◆ Raw data
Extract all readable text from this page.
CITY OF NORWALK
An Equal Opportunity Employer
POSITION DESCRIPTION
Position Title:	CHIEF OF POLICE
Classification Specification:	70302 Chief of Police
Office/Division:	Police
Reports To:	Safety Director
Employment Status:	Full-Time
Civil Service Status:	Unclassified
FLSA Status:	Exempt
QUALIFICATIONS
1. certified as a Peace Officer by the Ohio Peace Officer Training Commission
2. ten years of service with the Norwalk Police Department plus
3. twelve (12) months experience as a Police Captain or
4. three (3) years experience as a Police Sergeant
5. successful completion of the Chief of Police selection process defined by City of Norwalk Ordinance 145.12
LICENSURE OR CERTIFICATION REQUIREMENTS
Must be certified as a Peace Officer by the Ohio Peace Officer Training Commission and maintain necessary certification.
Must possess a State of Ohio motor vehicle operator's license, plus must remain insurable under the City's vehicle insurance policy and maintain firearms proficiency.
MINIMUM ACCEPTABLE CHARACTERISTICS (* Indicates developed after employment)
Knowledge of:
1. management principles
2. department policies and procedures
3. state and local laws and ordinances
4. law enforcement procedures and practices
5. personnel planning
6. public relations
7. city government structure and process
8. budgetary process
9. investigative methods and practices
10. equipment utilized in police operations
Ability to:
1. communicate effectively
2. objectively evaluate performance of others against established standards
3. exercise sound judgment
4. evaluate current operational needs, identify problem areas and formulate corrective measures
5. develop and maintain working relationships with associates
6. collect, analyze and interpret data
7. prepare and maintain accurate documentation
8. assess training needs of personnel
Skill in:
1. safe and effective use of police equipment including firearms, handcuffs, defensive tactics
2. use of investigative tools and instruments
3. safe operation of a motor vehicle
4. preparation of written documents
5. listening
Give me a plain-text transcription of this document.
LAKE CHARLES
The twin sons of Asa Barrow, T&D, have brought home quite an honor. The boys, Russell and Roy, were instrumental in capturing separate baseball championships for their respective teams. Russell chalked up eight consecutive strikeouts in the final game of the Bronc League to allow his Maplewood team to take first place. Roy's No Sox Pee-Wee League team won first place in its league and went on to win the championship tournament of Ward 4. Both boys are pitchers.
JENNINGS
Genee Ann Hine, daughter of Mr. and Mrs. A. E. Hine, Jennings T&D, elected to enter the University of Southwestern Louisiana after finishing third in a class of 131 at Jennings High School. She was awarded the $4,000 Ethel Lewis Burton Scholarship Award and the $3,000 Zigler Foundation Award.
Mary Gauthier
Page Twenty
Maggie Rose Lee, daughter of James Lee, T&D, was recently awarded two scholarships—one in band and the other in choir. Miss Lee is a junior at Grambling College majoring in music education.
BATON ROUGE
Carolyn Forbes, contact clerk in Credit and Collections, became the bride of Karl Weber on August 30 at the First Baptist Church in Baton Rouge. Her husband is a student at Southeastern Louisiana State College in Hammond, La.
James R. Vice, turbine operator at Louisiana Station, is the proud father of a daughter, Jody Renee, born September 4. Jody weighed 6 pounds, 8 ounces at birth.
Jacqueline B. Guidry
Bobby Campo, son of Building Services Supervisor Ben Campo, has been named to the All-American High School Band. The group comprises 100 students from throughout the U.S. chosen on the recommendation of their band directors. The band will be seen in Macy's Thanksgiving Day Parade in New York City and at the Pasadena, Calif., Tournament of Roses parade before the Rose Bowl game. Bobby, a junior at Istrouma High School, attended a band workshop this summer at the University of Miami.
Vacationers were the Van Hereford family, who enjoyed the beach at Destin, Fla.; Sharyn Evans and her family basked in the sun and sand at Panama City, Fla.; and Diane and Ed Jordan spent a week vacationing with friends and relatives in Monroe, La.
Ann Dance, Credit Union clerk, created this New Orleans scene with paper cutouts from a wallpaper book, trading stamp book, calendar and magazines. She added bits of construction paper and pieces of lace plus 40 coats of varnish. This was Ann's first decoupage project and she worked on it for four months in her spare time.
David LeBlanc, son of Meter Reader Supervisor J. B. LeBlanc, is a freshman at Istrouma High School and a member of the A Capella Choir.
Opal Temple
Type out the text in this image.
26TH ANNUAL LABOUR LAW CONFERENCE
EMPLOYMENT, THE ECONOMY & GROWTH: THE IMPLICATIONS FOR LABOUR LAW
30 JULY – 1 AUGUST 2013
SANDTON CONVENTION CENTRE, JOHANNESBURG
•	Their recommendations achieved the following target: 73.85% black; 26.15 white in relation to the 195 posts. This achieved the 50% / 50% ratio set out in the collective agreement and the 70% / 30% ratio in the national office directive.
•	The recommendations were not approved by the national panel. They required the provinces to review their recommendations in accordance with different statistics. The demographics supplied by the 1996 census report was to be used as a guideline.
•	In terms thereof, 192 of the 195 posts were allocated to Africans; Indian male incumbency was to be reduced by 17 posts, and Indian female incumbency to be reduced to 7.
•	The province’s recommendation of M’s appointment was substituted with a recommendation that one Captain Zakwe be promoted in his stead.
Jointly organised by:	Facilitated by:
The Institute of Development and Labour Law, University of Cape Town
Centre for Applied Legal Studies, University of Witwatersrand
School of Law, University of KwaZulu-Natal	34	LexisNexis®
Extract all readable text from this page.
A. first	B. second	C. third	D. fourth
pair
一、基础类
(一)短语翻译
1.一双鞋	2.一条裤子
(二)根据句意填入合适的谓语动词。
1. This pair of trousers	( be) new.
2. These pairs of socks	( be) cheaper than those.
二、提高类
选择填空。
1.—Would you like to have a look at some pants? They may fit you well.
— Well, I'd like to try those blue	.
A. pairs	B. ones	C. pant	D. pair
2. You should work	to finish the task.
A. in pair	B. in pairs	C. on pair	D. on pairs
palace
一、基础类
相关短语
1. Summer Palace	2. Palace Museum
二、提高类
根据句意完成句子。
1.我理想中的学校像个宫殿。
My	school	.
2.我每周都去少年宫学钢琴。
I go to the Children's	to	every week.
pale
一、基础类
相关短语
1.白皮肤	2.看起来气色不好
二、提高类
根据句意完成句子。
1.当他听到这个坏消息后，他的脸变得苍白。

◆ Given exercise
Transcribe the full listing above without leaving anything out.

◆ Finished exercise
Extract all readable text from this page.
CITY OF NORWALK
An Equal Opportunity Employer
POSITION DESCRIPTION
Position Title:	CHIEF OF POLICE
Classification Specification:	70302 Chief of Police
Office/Division:	Police
Reports To:	Safety Director
Employment Status:	Full-Time
Civil Service Status:	Unclassified
FLSA Status:	Exempt
QUALIFICATIONS
1. certified as a Peace Officer by the Ohio Peace Officer Training Commission
2. ten years of service with the Norwalk Police Department plus
3. twelve (12) months experience as a Police Captain or
4. three (3) years experience as a Police Sergeant
5. successful completion of the Chief of Police selection process defined by City of Norwalk Ordinance 145.12
LICENSURE OR CERTIFICATION REQUIREMENTS
Must be certified as a Peace Officer by the Ohio Peace Officer Training Commission and maintain necessary certification.
Must possess a State of Ohio motor vehicle operator's license, plus must remain insurable under the City's vehicle insurance policy and maintain firearms proficiency.
MINIMUM ACCEPTABLE CHARACTERISTICS (* Indicates developed after employment)
Knowledge of:
1. management principles
2. department policies and procedures
3. state and local laws and ordinances
4. law enforcement procedures and practices
5. personnel planning
6. public relations
7. city government structure and process
8. budgetary process
9. investigative methods and practices
10. equipment utilized in police operations
Ability to:
1. communicate effectively
2. objectively evaluate performance of others against established standards
3. exercise sound judgment
4. evaluate current operational needs, identify problem areas and formulate corrective measures
5. develop and maintain working relationships with associates
6. collect, analyze and interpret data
7. prepare and maintain accurate documentation
8. assess training needs of personnel
Skill in:
1. safe and effective use of police equipment including firearms, handcuffs, defensive tactics
2. use of investigative tools and instruments
3. safe operation of a motor vehicle
4. preparation of written documents
5. listening
Give me a plain-text transcription of this document.
LAKE CHARLES
The twin sons of Asa Barrow, T&D, have brought home quite an honor. The boys, Russell and Roy, were instrumental in capturing separate baseball championships for their respective teams. Russell chalked up eight consecutive strikeouts in the final game of the Bronc League to allow his Maplewood team to take first place. Roy's No Sox Pee-Wee League team won first place in its league and went on to win the championship tournament of Ward 4. Both boys are pitchers.
JENNINGS
Genee Ann Hine, daughter of Mr. and Mrs. A. E. Hine, Jennings T&D, elected to enter the University of Southwestern Louisiana after finishing third in a class of 131 at Jennings High School. She was awarded the $4,000 Ethel Lewis Burton Scholarship Award and the $3,000 Zigler Foundation Award.
Mary Gauthier
Page Twenty
Maggie Rose Lee, daughter of James Lee, T&D, was recently awarded two scholarships—one in band and the other in choir. Miss Lee is a junior at Grambling College majoring in music education.
BATON ROUGE
Carolyn Forbes, contact clerk in Credit and Collections, became the bride of Karl Weber on August 30 at the First Baptist Church in Baton Rouge. Her husband is a student at Southeastern Louisiana State College in Hammond, La.
James R. Vice, turbine operator at Louisiana Station, is the proud father of a daughter, Jody Renee, born September 4. Jody weighed 6 pounds, 8 ounces at birth.
Jacqueline B. Guidry
Bobby Campo, son of Building Services Supervisor Ben Campo, has been named to the All-American High School Band. The group comprises 100 students from throughout the U.S. chosen on the recommendation of their band directors. The band will be seen in Macy's Thanksgiving Day Parade in New York City and at the Pasadena, Calif., Tournament of Roses parade before the Rose Bowl game. Bobby, a junior at Istrouma High School, attended a band workshop this summer at the University of Miami.
Vacationers were the Van Hereford family, who enjoyed the beach at Destin, Fla.; Sharyn Evans and her family basked in the sun and sand at Panama City, Fla.; and Diane and Ed Jordan spent a week vacationing with friends and relatives in Monroe, La.
Ann Dance, Credit Union clerk, created this New Orleans scene with paper cutouts from a wallpaper book, trading stamp book, calendar and magazines. She added bits of construction paper and pieces of lace plus 40 coats of varnish. This was Ann's first decoupage project and she worked on it for four months in her spare time.
David LeBlanc, son of Meter Reader Supervisor J. B. LeBlanc, is a freshman at Istrouma High School and a member of the A Capella Choir.
Opal Temple
Type out the text in this image.
26TH ANNUAL LABOUR LAW CONFERENCE
EMPLOYMENT, THE ECONOMY & GROWTH: THE IMPLICATIONS FOR LABOUR LAW
30 JULY – 1 AUGUST 2013
SANDTON CONVENTION CENTRE, JOHANNESBURG
•	Their recommendations achieved the following target: 73.85% black; 26.15 white in relation to the 195 posts. This achieved the 50% / 50% ratio set out in the collective agreement and the 70% / 30% ratio in the national office directive.
•	The recommendations were not approved by the national panel. They required the provinces to review their recommendations in accordance with different statistics. The demographics supplied by the 1996 census report was to be used as a guideline.
•	In terms thereof, 192 of the 195 posts were allocated to Africans; Indian male incumbency was to be reduced by 17 posts, and Indian female incumbency to be reduced to 7.
•	The province’s recommendation of M’s appointment was substituted with a recommendation that one Captain Zakwe be promoted in his stead.
Jointly organised by:	Facilitated by:
The Institute of Development and Labour Law, University of Cape Town
Centre for Applied Legal Studies, University of Witwatersrand
School of Law, University of KwaZulu-Natal	34	LexisNexis®
Extract all readable text from this page.
A. first	B. second	C. third	D. fourth
pair
一、基础类
(一)短语翻译
1.一双鞋	2.一条裤子
(二)根据句意填入合适的谓语动词。
1. This pair of trousers	( be) new.
2. These pairs of socks	( be) cheaper than those.
二、提高类
选择填空。
1.—Would you like to have a look at some pants? They may fit you well.
— Well, I'd like to try those blue	.
A. pairs	B. ones	C. pant	D. pair
2. You should work	to finish the task.
A. in pair	B. in pairs	C. on pair	D. on pairs
palace
一、基础类
相关短语
1. Summer Palace	2. Palace Museum
二、提高类
根据句意完成句子。
1.我理想中的学校像个宫殿。
My	school	.
2.我每周都去少年宫学钢琴。
I go to the Children's	to	every week.
pale
一、基础类
相关短语
1.白皮肤	2.看起来气色不好
二、提高类
根据句意完成句子。
1.当他听到这个坏消息后，他的脸变得苍白。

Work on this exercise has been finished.